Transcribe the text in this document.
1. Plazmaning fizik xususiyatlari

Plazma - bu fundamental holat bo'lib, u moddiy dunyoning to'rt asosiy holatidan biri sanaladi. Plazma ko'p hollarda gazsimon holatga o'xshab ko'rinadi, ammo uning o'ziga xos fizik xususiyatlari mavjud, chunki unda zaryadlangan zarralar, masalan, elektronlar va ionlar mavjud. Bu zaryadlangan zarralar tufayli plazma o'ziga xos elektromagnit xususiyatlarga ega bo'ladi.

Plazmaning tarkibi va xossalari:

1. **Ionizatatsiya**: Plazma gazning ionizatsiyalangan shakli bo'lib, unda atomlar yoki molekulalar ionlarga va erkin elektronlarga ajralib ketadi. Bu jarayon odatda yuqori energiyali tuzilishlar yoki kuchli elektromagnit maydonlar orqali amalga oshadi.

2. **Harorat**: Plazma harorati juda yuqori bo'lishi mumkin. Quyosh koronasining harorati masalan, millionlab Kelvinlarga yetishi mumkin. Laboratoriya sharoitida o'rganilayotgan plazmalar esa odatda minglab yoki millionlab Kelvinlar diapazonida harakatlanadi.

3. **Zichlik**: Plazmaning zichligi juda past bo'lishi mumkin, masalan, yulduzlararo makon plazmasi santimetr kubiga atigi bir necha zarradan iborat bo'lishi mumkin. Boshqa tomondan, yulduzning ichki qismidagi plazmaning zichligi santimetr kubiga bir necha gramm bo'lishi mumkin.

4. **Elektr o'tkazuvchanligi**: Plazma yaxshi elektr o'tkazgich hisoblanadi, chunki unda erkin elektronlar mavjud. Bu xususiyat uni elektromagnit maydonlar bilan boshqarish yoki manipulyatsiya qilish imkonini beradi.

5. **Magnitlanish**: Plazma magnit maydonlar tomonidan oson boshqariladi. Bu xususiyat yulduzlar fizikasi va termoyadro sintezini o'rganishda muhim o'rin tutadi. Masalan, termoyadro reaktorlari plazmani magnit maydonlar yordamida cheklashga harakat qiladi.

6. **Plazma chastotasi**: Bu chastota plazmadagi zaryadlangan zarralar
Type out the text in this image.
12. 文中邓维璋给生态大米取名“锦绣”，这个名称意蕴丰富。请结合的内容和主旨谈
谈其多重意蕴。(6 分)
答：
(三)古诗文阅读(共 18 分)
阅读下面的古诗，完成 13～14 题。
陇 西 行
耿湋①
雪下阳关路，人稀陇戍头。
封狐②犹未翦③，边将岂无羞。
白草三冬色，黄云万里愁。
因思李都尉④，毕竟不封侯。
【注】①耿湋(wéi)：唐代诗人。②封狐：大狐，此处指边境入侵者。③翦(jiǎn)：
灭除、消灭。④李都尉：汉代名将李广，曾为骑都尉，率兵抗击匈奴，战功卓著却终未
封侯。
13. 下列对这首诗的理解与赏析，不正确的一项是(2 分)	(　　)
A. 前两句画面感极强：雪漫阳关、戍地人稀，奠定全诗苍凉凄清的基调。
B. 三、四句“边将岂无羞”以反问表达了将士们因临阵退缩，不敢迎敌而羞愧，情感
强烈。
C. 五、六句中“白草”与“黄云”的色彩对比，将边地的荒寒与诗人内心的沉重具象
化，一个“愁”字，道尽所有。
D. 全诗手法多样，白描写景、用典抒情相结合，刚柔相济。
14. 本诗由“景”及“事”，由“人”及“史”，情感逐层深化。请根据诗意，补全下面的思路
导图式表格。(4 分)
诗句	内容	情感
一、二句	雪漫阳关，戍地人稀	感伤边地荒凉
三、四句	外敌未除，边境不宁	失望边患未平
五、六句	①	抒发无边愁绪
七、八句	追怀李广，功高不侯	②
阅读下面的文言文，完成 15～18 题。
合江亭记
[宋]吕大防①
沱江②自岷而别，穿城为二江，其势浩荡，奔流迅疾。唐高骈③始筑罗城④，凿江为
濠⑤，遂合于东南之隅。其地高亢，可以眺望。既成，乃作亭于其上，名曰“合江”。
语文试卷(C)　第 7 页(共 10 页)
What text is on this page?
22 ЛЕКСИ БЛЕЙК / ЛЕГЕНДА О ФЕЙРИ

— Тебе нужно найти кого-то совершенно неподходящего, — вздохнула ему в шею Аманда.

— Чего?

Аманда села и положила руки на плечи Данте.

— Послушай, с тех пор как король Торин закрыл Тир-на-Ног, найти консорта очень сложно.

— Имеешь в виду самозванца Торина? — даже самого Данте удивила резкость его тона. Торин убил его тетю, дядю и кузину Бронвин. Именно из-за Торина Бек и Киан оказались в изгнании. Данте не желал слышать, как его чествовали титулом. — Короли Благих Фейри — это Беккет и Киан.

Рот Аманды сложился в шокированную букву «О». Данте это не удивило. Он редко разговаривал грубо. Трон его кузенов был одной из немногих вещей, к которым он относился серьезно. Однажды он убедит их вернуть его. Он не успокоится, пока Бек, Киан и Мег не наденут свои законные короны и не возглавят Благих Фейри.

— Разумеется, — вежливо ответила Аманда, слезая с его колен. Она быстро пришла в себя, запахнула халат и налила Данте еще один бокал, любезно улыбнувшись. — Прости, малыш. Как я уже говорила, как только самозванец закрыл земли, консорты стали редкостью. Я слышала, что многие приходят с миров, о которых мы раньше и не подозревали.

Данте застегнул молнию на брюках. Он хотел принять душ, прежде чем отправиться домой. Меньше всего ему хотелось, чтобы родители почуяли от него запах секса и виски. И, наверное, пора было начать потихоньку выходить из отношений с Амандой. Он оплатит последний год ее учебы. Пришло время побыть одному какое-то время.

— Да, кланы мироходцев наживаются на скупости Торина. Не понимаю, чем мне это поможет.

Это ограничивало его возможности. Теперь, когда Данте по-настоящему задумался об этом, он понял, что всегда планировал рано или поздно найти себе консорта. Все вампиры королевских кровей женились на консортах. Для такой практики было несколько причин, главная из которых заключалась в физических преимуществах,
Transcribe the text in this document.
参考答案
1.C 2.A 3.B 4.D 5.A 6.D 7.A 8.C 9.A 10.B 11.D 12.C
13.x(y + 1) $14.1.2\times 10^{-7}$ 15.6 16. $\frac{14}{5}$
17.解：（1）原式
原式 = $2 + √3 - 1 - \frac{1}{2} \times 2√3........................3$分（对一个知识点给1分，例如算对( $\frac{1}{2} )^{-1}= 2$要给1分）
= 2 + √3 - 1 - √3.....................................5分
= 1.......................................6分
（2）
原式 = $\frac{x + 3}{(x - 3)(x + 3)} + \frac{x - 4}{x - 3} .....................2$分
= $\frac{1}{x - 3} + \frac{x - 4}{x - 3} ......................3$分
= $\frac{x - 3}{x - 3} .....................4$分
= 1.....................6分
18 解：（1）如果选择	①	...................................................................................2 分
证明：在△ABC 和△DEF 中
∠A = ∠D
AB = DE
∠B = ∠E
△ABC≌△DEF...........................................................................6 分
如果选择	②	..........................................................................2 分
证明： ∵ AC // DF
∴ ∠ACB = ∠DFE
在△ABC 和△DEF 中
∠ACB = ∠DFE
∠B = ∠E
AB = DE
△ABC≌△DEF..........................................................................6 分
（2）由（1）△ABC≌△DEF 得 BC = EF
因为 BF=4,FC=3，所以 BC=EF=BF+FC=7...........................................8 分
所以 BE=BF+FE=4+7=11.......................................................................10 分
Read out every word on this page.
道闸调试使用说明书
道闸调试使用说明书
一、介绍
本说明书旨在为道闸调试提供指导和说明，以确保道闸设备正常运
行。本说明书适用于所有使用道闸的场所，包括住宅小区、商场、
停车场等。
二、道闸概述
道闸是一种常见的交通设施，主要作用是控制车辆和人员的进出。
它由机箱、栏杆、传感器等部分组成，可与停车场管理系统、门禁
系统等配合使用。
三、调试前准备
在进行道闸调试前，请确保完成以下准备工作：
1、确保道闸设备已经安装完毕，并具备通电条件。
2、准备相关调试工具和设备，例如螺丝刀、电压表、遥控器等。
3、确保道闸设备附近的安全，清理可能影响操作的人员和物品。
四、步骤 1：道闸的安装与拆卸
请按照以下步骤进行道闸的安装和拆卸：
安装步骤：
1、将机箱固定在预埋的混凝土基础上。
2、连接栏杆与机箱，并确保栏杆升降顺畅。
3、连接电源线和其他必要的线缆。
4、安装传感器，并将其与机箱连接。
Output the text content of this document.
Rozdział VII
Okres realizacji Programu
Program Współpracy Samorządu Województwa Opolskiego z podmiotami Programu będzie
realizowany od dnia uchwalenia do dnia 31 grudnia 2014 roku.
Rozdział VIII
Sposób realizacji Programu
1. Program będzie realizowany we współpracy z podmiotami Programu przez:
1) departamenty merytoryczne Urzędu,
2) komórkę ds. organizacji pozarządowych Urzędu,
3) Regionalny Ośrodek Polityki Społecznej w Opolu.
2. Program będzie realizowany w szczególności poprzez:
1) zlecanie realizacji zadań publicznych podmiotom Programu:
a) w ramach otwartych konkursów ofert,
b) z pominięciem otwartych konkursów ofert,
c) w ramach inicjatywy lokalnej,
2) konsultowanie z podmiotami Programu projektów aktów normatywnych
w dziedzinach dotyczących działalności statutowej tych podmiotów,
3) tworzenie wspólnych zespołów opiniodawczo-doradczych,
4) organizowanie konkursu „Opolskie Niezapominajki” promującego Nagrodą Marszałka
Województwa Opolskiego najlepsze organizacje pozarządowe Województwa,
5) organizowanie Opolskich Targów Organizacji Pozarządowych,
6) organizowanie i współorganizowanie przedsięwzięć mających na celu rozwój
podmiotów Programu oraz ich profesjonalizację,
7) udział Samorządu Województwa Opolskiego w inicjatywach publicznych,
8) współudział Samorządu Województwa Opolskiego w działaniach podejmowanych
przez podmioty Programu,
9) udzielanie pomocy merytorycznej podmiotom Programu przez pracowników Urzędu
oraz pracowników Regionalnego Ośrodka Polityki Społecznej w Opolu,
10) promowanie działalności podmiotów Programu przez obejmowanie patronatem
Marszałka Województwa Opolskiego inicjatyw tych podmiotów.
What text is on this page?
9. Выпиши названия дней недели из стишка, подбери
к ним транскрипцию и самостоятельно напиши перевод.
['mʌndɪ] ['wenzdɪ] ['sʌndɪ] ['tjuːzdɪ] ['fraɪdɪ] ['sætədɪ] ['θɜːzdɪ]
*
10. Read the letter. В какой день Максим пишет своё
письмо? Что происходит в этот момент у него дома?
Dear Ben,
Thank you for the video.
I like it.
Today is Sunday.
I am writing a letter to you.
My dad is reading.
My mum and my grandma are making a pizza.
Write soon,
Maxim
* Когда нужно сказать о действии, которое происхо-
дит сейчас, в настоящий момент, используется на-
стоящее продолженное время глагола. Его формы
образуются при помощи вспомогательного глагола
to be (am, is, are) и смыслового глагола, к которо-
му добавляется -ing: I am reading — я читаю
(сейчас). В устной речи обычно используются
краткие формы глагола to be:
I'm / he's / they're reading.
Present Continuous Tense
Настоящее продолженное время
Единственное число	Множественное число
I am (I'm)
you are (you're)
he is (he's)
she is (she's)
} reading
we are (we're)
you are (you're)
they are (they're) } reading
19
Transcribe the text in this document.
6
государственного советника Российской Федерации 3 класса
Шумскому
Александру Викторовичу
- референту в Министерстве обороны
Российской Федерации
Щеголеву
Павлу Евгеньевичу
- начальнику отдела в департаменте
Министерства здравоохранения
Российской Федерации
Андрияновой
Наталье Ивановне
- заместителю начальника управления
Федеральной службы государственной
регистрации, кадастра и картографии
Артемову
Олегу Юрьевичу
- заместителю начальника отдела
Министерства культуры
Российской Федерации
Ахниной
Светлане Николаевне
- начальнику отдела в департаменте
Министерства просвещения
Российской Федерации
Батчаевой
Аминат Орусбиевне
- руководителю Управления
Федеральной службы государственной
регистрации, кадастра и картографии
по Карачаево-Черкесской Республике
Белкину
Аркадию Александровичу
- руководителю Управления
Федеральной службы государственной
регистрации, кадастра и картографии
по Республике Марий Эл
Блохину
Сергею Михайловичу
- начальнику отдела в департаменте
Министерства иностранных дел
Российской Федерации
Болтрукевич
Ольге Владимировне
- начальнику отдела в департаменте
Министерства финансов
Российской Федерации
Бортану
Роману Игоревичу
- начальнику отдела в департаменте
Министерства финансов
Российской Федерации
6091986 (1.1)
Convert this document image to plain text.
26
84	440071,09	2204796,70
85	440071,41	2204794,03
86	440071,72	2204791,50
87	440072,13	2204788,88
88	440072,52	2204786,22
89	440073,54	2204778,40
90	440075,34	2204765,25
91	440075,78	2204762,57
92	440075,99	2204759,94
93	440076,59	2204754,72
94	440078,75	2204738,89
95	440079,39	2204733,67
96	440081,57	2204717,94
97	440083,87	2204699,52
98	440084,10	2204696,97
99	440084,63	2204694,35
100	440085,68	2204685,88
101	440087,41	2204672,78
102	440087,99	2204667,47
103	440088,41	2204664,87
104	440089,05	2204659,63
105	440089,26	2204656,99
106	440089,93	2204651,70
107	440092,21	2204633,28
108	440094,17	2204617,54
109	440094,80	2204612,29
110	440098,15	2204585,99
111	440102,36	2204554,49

________

● **Exercise requirements**
In the entries above, how many lines contain the word "organizowanie"? Answer with the number only.

● **Output of the exercise**
3